Return the listing below word for word.

** Start SUPPLIED ENTRIES **

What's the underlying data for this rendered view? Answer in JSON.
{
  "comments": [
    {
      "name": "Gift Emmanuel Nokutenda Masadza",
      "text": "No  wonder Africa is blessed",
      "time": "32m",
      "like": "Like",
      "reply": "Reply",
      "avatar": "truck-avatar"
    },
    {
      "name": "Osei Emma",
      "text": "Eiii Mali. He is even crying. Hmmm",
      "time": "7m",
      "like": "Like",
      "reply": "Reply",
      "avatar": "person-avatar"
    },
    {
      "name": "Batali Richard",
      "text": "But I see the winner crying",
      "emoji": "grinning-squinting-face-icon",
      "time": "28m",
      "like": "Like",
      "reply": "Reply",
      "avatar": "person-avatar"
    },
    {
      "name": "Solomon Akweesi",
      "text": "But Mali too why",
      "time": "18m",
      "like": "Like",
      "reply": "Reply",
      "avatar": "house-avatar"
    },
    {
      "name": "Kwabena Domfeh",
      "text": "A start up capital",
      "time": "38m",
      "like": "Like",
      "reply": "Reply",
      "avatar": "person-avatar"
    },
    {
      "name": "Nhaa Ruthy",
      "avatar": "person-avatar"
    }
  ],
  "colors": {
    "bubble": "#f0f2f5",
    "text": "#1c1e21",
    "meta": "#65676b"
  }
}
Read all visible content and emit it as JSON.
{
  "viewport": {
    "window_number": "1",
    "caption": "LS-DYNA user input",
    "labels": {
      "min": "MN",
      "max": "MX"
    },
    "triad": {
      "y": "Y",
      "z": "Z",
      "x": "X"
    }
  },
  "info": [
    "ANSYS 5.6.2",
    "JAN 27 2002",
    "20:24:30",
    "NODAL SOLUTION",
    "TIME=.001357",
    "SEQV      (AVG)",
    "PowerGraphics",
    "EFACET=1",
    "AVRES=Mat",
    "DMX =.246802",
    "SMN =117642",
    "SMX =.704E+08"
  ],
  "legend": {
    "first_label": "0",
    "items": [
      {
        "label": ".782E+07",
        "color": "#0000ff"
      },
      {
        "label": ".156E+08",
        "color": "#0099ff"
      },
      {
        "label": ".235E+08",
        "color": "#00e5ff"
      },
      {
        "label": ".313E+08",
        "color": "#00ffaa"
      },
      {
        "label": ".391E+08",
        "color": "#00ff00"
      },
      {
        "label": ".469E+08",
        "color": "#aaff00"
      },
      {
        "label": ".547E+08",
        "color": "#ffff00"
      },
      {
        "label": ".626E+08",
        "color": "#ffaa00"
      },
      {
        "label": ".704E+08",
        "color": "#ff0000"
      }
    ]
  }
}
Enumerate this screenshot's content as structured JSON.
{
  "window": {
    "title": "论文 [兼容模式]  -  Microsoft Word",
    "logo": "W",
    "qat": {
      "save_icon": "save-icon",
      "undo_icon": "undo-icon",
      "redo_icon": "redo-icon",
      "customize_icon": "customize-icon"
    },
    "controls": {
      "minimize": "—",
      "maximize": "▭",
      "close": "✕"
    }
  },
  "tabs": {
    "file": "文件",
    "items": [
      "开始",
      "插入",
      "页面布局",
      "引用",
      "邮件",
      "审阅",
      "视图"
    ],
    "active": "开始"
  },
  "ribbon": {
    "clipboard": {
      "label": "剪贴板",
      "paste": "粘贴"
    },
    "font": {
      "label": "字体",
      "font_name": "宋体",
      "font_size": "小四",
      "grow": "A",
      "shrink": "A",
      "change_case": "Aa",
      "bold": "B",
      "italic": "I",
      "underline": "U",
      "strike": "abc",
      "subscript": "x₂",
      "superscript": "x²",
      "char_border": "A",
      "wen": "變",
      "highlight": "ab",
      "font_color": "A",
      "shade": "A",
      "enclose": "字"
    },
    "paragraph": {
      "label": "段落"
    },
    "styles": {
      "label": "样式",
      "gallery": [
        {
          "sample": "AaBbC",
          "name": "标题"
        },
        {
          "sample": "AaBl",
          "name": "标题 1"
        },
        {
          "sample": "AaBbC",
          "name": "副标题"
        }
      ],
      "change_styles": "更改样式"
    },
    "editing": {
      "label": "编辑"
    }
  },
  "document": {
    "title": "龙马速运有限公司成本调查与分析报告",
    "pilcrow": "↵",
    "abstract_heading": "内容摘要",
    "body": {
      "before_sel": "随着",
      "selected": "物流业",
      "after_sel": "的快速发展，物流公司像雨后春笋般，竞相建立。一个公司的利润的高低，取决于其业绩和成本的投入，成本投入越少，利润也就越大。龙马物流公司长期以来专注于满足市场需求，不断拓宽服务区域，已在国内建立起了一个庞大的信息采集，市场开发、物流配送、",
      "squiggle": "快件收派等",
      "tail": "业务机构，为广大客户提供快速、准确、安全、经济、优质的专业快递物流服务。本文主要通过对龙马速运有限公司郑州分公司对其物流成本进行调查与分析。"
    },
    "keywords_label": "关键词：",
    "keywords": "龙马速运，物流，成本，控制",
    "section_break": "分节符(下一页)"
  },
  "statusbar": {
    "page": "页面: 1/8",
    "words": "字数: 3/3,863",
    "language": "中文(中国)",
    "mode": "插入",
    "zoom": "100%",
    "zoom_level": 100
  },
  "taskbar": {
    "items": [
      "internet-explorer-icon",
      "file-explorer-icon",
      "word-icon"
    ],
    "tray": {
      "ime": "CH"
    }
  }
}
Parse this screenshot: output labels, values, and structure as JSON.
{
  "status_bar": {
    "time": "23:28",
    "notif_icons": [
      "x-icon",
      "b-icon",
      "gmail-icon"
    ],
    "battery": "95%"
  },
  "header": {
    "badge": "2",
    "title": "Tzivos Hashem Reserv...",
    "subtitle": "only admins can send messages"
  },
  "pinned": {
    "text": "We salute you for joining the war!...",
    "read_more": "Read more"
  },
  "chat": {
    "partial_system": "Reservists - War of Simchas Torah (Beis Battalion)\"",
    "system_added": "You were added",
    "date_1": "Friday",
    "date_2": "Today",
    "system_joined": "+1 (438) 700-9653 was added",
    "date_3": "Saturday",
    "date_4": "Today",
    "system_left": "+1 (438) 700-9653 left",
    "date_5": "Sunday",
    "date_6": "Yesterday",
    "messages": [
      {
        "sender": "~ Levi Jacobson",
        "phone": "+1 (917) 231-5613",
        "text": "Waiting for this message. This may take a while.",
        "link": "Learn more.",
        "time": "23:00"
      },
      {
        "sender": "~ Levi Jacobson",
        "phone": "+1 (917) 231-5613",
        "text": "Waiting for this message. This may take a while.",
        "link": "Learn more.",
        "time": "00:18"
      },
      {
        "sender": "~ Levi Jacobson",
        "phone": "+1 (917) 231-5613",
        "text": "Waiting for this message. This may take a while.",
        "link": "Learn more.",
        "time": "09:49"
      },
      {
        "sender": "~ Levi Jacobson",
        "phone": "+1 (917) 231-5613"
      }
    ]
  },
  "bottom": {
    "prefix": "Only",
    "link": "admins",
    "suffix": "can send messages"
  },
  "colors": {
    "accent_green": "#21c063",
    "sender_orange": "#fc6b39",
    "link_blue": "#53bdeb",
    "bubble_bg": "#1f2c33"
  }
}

** End SUPPLIED ENTRIES **

EXERCISE ANSWER –
What's the underlying data for this rendered view? Answer in JSON.
{
  "comments": [
    {
      "name": "Gift Emmanuel Nokutenda Masadza",
      "text": "No  wonder Africa is blessed",
      "time": "32m",
      "like": "Like",
      "reply": "Reply",
      "avatar": "truck-avatar"
    },
    {
      "name": "Osei Emma",
      "text": "Eiii Mali. He is even crying. Hmmm",
      "time": "7m",
      "like": "Like",
      "reply": "Reply",
      "avatar": "person-avatar"
    },
    {
      "name": "Batali Richard",
      "text": "But I see the winner crying",
      "emoji": "grinning-squinting-face-icon",
      "time": "28m",
      "like": "Like",
      "reply": "Reply",
      "avatar": "person-avatar"
    },
    {
      "name": "Solomon Akweesi",
      "text": "But Mali too why",
      "time": "18m",
      "like": "Like",
      "reply": "Reply",
      "avatar": "house-avatar"
    },
    {
      "name": "Kwabena Domfeh",
      "text": "A start up capital",
      "time": "38m",
      "like": "Like",
      "reply": "Reply",
      "avatar": "person-avatar"
    },
    {
      "name": "Nhaa Ruthy",
      "avatar": "person-avatar"
    }
  ],
  "colors": {
    "bubble": "#f0f2f5",
    "text": "#1c1e21",
    "meta": "#65676b"
  }
}
Read all visible content and emit it as JSON.
{
  "viewport": {
    "window_number": "1",
    "caption": "LS-DYNA user input",
    "labels": {
      "min": "MN",
      "max": "MX"
    },
    "triad": {
      "y": "Y",
      "z": "Z",
      "x": "X"
    }
  },
  "info": [
    "ANSYS 5.6.2",
    "JAN 27 2002",
    "20:24:30",
    "NODAL SOLUTION",
    "TIME=.001357",
    "SEQV      (AVG)",
    "PowerGraphics",
    "EFACET=1",
    "AVRES=Mat",
    "DMX =.246802",
    "SMN =117642",
    "SMX =.704E+08"
  ],
  "legend": {
    "first_label": "0",
    "items": [
      {
        "label": ".782E+07",
        "color": "#0000ff"
      },
      {
        "label": ".156E+08",
        "color": "#0099ff"
      },
      {
        "label": ".235E+08",
        "color": "#00e5ff"
      },
      {
        "label": ".313E+08",
        "color": "#00ffaa"
      },
      {
        "label": ".391E+08",
        "color": "#00ff00"
      },
      {
        "label": ".469E+08",
        "color": "#aaff00"
      },
      {
        "label": ".547E+08",
        "color": "#ffff00"
      },
      {
        "label": ".626E+08",
        "color": "#ffaa00"
      },
      {
        "label": ".704E+08",
        "color": "#ff0000"
      }
    ]
  }
}
Enumerate this screenshot's content as structured JSON.
{
  "window": {
    "title": "论文 [兼容模式]  -  Microsoft Word",
    "logo": "W",
    "qat": {
      "save_icon": "save-icon",
      "undo_icon": "undo-icon",
      "redo_icon": "redo-icon",
      "customize_icon": "customize-icon"
    },
    "controls": {
      "minimize": "—",
      "maximize": "▭",
      "close": "✕"
    }
  },
  "tabs": {
    "file": "文件",
    "items": [
      "开始",
      "插入",
      "页面布局",
      "引用",
      "邮件",
      "审阅",
      "视图"
    ],
    "active": "开始"
  },
  "ribbon": {
    "clipboard": {
      "label": "剪贴板",
      "paste": "粘贴"
    },
    "font": {
      "label": "字体",
      "font_name": "宋体",
      "font_size": "小四",
      "grow": "A",
      "shrink": "A",
      "change_case": "Aa",
      "bold": "B",
      "italic": "I",
      "underline": "U",
      "strike": "abc",
      "subscript": "x₂",
      "superscript": "x²",
      "char_border": "A",
      "wen": "變",
      "highlight": "ab",
      "font_color": "A",
      "shade": "A",
      "enclose": "字"
    },
    "paragraph": {
      "label": "段落"
    },
    "styles": {
      "label": "样式",
      "gallery": [
        {
          "sample": "AaBbC",
          "name": "标题"
        },
        {
          "sample": "AaBl",
          "name": "标题 1"
        },
        {
          "sample": "AaBbC",
          "name": "副标题"
        }
      ],
      "change_styles": "更改样式"
    },
    "editing": {
      "label": "编辑"
    }
  },
  "document": {
    "title": "龙马速运有限公司成本调查与分析报告",
    "pilcrow": "↵",
    "abstract_heading": "内容摘要",
    "body": {
      "before_sel": "随着",
      "selected": "物流业",
      "after_sel": "的快速发展，物流公司像雨后春笋般，竞相建立。一个公司的利润的高低，取决于其业绩和成本的投入，成本投入越少，利润也就越大。龙马物流公司长期以来专注于满足市场需求，不断拓宽服务区域，已在国内建立起了一个庞大的信息采集，市场开发、物流配送、",
      "squiggle": "快件收派等",
      "tail": "业务机构，为广大客户提供快速、准确、安全、经济、优质的专业快递物流服务。本文主要通过对龙马速运有限公司郑州分公司对其物流成本进行调查与分析。"
    },
    "keywords_label": "关键词：",
    "keywords": "龙马速运，物流，成本，控制",
    "section_break": "分节符(下一页)"
  },
  "statusbar": {
    "page": "页面: 1/8",
    "words": "字数: 3/3,863",
    "language": "中文(中国)",
    "mode": "插入",
    "zoom": "100%",
    "zoom_level": 100
  },
  "taskbar": {
    "items": [
      "internet-explorer-icon",
      "file-explorer-icon",
      "word-icon"
    ],
    "tray": {
      "ime": "CH"
    }
  }
}
Parse this screenshot: output labels, values, and structure as JSON.
{
  "status_bar": {
    "time": "23:28",
    "notif_icons": [
      "x-icon",
      "b-icon",
      "gmail-icon"
    ],
    "battery": "95%"
  },
  "header": {
    "badge": "2",
    "title": "Tzivos Hashem Reserv...",
    "subtitle": "only admins can send messages"
  },
  "pinned": {
    "text": "We salute you for joining the war!...",
    "read_more": "Read more"
  },
  "chat": {
    "partial_system": "Reservists - War of Simchas Torah (Beis Battalion)\"",
    "system_added": "You were added",
    "date_1": "Friday",
    "date_2": "Today",
    "system_joined": "+1 (438) 700-9653 was added",
    "date_3": "Saturday",
    "date_4": "Today",
    "system_left": "+1 (438) 700-9653 left",
    "date_5": "Sunday",
    "date_6": "Yesterday",
    "messages": [
      {
        "sender": "~ Levi Jacobson",
        "phone": "+1 (917) 231-5613",
        "text": "Waiting for this message. This may take a while.",
        "link": "Learn more.",
        "time": "23:00"
      },
      {
        "sender": "~ Levi Jacobson",
        "phone": "+1 (917) 231-5613",
        "text": "Waiting for this message. This may take a while.",
        "link": "Learn more.",
        "time": "00:18"
      },
      {
        "sender": "~ Levi Jacobson",
        "phone": "+1 (917) 231-5613",
        "text": "Waiting for this message. This may take a while.",
        "link": "Learn more.",
        "time": "09:49"
      },
      {
        "sender": "~ Levi Jacobson",
        "phone": "+1 (917) 231-5613"
      }
    ]
  },
  "bottom": {
    "prefix": "Only",
    "link": "admins",
    "suffix": "can send messages"
  },
  "colors": {
    "accent_green": "#21c063",
    "sender_orange": "#fc6b39",
    "link_blue": "#53bdeb",
    "bubble_bg": "#1f2c33"
  }
}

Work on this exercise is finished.